Written exercise » What follows is a set of records, each of which is to be written out exactly.

Entries provided »

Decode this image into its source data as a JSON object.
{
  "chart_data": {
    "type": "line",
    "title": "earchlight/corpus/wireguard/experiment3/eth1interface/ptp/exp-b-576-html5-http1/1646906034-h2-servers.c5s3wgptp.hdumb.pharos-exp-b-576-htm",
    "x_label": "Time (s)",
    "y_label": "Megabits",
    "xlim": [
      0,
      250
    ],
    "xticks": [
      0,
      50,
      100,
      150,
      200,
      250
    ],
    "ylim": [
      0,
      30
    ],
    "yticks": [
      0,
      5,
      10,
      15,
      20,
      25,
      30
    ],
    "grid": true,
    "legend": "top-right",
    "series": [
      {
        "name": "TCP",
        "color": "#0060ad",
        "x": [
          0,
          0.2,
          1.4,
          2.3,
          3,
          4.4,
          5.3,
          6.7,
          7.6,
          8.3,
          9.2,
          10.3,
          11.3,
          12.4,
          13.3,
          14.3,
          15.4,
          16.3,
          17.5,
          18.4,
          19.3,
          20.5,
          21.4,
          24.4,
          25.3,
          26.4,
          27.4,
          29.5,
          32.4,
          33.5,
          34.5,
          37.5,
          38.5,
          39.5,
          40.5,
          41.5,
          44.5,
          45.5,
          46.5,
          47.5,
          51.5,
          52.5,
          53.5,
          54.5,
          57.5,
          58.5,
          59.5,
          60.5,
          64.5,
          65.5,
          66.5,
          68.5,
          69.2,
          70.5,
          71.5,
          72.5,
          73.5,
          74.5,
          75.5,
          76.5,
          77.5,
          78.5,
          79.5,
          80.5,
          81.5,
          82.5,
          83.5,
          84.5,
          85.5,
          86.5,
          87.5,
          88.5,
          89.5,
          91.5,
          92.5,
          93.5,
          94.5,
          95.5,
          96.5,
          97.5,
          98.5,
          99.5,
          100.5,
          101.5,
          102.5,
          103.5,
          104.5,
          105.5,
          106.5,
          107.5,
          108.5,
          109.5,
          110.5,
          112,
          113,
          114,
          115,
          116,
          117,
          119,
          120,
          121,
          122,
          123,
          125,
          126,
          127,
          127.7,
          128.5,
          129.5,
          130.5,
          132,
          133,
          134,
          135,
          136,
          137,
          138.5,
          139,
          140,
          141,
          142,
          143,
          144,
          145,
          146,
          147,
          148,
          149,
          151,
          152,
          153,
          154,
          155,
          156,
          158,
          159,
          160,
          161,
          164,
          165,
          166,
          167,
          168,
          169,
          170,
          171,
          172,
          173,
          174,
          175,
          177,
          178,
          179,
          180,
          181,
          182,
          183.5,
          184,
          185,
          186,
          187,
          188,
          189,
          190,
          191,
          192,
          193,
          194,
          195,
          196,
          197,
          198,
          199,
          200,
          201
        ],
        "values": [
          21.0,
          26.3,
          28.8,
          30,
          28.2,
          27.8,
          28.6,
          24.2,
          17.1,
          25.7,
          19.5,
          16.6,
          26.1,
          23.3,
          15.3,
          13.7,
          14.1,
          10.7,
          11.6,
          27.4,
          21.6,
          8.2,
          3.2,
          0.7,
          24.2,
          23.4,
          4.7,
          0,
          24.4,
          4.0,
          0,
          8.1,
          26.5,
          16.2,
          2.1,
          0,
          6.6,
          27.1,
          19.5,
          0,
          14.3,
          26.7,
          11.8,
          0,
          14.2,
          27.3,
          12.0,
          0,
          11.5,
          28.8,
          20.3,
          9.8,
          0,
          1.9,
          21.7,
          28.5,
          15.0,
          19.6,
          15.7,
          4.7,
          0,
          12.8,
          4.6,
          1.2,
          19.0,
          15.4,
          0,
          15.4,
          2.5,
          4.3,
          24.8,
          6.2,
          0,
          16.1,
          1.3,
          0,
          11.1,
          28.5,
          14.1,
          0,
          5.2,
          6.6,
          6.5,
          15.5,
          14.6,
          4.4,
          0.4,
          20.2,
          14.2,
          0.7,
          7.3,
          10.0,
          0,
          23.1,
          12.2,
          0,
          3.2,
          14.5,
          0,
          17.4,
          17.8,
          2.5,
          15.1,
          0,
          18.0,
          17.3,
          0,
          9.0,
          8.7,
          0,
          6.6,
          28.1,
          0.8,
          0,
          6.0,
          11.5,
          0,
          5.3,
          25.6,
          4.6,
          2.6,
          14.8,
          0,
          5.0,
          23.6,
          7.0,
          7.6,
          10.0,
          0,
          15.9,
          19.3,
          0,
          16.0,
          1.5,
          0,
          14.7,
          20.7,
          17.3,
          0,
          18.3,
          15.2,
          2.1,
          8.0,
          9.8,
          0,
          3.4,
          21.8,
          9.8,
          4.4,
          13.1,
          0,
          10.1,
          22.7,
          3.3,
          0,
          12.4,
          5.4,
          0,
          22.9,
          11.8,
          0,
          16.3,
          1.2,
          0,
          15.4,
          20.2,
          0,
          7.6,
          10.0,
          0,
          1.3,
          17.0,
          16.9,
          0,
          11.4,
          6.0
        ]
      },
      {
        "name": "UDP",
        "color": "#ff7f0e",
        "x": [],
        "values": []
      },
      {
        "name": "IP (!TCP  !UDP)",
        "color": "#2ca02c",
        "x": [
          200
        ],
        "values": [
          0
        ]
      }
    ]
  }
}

Task result »
Decode this image into its source data as a JSON object.
{
  "chart_data": {
    "type": "line",
    "title": "earchlight/corpus/wireguard/experiment3/eth1interface/ptp/exp-b-576-html5-http1/1646906034-h2-servers.c5s3wgptp.hdumb.pharos-exp-b-576-htm",
    "x_label": "Time (s)",
    "y_label": "Megabits",
    "xlim": [
      0,
      250
    ],
    "xticks": [
      0,
      50,
      100,
      150,
      200,
      250
    ],
    "ylim": [
      0,
      30
    ],
    "yticks": [
      0,
      5,
      10,
      15,
      20,
      25,
      30
    ],
    "grid": true,
    "legend": "top-right",
    "series": [
      {
        "name": "TCP",
        "color": "#0060ad",
        "x": [
          0,
          0.2,
          1.4,
          2.3,
          3,
          4.4,
          5.3,
          6.7,
          7.6,
          8.3,
          9.2,
          10.3,
          11.3,
          12.4,
          13.3,
          14.3,
          15.4,
          16.3,
          17.5,
          18.4,
          19.3,
          20.5,
          21.4,
          24.4,
          25.3,
          26.4,
          27.4,
          29.5,
          32.4,
          33.5,
          34.5,
          37.5,
          38.5,
          39.5,
          40.5,
          41.5,
          44.5,
          45.5,
          46.5,
          47.5,
          51.5,
          52.5,
          53.5,
          54.5,
          57.5,
          58.5,
          59.5,
          60.5,
          64.5,
          65.5,
          66.5,
          68.5,
          69.2,
          70.5,
          71.5,
          72.5,
          73.5,
          74.5,
          75.5,
          76.5,
          77.5,
          78.5,
          79.5,
          80.5,
          81.5,
          82.5,
          83.5,
          84.5,
          85.5,
          86.5,
          87.5,
          88.5,
          89.5,
          91.5,
          92.5,
          93.5,
          94.5,
          95.5,
          96.5,
          97.5,
          98.5,
          99.5,
          100.5,
          101.5,
          102.5,
          103.5,
          104.5,
          105.5,
          106.5,
          107.5,
          108.5,
          109.5,
          110.5,
          112,
          113,
          114,
          115,
          116,
          117,
          119,
          120,
          121,
          122,
          123,
          125,
          126,
          127,
          127.7,
          128.5,
          129.5,
          130.5,
          132,
          133,
          134,
          135,
          136,
          137,
          138.5,
          139,
          140,
          141,
          142,
          143,
          144,
          145,
          146,
          147,
          148,
          149,
          151,
          152,
          153,
          154,
          155,
          156,
          158,
          159,
          160,
          161,
          164,
          165,
          166,
          167,
          168,
          169,
          170,
          171,
          172,
          173,
          174,
          175,
          177,
          178,
          179,
          180,
          181,
          182,
          183.5,
          184,
          185,
          186,
          187,
          188,
          189,
          190,
          191,
          192,
          193,
          194,
          195,
          196,
          197,
          198,
          199,
          200,
          201
        ],
        "values": [
          21.0,
          26.3,
          28.8,
          30,
          28.2,
          27.8,
          28.6,
          24.2,
          17.1,
          25.7,
          19.5,
          16.6,
          26.1,
          23.3,
          15.3,
          13.7,
          14.1,
          10.7,
          11.6,
          27.4,
          21.6,
          8.2,
          3.2,
          0.7,
          24.2,
          23.4,
          4.7,
          0,
          24.4,
          4.0,
          0,
          8.1,
          26.5,
          16.2,
          2.1,
          0,
          6.6,
          27.1,
          19.5,
          0,
          14.3,
          26.7,
          11.8,
          0,
          14.2,
          27.3,
          12.0,
          0,
          11.5,
          28.8,
          20.3,
          9.8,
          0,
          1.9,
          21.7,
          28.5,
          15.0,
          19.6,
          15.7,
          4.7,
          0,
          12.8,
          4.6,
          1.2,
          19.0,
          15.4,
          0,
          15.4,
          2.5,
          4.3,
          24.8,
          6.2,
          0,
          16.1,
          1.3,
          0,
          11.1,
          28.5,
          14.1,
          0,
          5.2,
          6.6,
          6.5,
          15.5,
          14.6,
          4.4,
          0.4,
          20.2,
          14.2,
          0.7,
          7.3,
          10.0,
          0,
          23.1,
          12.2,
          0,
          3.2,
          14.5,
          0,
          17.4,
          17.8,
          2.5,
          15.1,
          0,
          18.0,
          17.3,
          0,
          9.0,
          8.7,
          0,
          6.6,
          28.1,
          0.8,
          0,
          6.0,
          11.5,
          0,
          5.3,
          25.6,
          4.6,
          2.6,
          14.8,
          0,
          5.0,
          23.6,
          7.0,
          7.6,
          10.0,
          0,
          15.9,
          19.3,
          0,
          16.0,
          1.5,
          0,
          14.7,
          20.7,
          17.3,
          0,
          18.3,
          15.2,
          2.1,
          8.0,
          9.8,
          0,
          3.4,
          21.8,
          9.8,
          4.4,
          13.1,
          0,
          10.1,
          22.7,
          3.3,
          0,
          12.4,
          5.4,
          0,
          22.9,
          11.8,
          0,
          16.3,
          1.2,
          0,
          15.4,
          20.2,
          0,
          7.6,
          10.0,
          0,
          1.3,
          17.0,
          16.9,
          0,
          11.4,
          6.0
        ]
      },
      {
        "name": "UDP",
        "color": "#ff7f0e",
        "x": [],
        "values": []
      },
      {
        "name": "IP (!TCP  !UDP)",
        "color": "#2ca02c",
        "x": [
          200
        ],
        "values": [
          0
        ]
      }
    ]
  }
}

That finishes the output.